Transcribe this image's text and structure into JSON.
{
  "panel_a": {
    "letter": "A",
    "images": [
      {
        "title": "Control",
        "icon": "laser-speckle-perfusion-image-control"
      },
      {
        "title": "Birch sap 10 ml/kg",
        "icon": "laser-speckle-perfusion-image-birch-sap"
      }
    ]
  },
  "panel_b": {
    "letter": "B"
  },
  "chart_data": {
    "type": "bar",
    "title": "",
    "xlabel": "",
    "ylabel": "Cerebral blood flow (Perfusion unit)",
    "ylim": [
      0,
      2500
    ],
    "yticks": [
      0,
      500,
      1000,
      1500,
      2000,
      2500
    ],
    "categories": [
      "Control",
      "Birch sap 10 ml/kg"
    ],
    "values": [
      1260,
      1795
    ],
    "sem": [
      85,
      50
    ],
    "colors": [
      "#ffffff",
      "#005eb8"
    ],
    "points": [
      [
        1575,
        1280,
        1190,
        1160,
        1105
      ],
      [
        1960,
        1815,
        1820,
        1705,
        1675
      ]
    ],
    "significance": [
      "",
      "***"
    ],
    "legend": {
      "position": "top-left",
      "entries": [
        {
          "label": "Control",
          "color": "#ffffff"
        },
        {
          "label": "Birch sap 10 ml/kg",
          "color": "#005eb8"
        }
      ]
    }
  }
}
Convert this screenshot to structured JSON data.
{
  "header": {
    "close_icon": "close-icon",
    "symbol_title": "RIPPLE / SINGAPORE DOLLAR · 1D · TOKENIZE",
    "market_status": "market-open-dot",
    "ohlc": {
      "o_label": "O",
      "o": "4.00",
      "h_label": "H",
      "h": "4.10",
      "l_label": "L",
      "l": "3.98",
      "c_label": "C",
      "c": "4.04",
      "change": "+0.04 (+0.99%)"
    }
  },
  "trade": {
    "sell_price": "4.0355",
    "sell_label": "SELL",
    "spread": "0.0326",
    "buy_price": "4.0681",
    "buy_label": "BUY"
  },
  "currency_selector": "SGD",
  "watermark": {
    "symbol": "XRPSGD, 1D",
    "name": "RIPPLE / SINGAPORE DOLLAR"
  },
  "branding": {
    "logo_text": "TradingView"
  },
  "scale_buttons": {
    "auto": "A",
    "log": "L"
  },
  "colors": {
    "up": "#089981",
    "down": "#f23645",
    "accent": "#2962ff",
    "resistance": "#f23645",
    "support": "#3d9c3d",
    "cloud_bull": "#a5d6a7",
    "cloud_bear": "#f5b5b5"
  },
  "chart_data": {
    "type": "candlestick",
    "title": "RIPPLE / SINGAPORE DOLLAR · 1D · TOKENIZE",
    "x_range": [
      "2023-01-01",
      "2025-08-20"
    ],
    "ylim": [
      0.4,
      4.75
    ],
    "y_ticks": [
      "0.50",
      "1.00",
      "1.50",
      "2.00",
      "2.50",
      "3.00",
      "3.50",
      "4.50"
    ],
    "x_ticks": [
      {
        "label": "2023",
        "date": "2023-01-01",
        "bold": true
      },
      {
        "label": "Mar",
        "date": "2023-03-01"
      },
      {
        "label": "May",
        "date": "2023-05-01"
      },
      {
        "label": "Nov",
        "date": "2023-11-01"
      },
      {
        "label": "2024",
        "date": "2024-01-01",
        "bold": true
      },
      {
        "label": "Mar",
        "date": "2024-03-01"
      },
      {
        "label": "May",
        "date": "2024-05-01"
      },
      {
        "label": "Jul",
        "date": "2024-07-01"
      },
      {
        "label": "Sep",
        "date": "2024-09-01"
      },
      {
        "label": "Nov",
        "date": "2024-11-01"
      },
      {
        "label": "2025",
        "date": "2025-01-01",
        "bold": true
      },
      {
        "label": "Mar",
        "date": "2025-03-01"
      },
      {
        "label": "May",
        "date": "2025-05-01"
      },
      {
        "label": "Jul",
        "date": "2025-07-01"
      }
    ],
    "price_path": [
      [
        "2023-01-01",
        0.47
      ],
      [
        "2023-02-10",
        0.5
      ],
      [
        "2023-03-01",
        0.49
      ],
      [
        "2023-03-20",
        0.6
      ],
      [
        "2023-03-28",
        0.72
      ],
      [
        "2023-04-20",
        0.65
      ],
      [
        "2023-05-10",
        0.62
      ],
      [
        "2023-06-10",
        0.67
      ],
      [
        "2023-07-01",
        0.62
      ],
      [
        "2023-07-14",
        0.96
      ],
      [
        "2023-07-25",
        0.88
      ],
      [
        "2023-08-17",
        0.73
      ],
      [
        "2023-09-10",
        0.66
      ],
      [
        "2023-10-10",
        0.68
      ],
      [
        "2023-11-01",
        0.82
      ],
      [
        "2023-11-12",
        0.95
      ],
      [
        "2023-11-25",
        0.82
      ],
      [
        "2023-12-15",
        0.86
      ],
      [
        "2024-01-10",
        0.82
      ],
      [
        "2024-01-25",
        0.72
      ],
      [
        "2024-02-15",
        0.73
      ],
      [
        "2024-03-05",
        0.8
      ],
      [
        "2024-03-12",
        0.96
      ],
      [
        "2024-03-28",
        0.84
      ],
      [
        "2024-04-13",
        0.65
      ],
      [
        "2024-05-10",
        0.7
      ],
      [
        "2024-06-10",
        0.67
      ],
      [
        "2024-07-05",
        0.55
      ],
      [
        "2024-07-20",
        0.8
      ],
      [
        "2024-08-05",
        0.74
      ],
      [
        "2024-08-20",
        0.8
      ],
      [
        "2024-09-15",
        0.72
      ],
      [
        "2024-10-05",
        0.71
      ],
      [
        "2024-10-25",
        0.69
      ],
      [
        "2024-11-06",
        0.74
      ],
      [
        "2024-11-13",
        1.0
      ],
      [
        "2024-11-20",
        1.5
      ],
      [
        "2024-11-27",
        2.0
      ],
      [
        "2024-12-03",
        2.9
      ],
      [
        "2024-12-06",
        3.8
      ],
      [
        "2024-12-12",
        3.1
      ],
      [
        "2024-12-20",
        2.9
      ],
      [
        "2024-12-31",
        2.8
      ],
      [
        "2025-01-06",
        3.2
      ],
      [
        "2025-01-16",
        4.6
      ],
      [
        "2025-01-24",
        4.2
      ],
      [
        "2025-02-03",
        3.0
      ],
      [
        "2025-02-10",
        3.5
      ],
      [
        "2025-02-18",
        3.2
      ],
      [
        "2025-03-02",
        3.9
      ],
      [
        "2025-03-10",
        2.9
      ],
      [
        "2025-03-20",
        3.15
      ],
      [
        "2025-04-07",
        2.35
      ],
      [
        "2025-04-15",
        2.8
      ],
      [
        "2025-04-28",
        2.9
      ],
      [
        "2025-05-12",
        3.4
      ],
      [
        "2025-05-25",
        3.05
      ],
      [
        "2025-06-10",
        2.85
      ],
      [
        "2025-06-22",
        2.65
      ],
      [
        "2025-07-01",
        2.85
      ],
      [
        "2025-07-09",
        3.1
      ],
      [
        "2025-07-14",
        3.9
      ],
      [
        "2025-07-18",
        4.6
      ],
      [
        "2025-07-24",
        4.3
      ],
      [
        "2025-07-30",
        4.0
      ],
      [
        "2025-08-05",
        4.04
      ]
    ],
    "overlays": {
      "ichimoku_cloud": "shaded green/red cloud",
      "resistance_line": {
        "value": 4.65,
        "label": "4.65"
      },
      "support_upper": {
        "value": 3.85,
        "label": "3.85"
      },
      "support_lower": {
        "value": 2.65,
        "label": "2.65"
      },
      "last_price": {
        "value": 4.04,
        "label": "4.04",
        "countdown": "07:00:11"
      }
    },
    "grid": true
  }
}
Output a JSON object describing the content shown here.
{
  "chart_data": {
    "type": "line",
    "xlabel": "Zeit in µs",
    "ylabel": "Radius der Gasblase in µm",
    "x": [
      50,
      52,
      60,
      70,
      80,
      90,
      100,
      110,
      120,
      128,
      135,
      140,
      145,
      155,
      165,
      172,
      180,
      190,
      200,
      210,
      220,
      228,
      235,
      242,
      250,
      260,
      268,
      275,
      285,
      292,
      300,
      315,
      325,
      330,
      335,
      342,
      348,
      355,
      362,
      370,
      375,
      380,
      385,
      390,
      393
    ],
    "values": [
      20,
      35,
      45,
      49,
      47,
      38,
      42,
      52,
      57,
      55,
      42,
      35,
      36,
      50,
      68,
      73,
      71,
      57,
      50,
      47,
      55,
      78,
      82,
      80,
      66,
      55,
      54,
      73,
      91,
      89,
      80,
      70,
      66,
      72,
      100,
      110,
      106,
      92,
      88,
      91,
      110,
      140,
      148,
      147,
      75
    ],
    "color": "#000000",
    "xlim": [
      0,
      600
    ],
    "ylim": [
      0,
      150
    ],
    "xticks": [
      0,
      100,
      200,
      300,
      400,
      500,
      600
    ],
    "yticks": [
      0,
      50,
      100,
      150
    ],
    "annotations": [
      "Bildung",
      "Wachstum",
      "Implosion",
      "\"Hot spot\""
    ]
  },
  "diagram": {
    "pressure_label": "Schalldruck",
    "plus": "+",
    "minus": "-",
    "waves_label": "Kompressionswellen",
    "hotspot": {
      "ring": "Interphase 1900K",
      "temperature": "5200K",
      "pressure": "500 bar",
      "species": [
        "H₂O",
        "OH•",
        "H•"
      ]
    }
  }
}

------

> **What you need to do**
Take every line containing the word "icon" and copy it.

> **Complete output**
        "icon": "laser-speckle-perfusion-image-control"
        "icon": "laser-speckle-perfusion-image-birch-sap"
    "close_icon": "close-icon",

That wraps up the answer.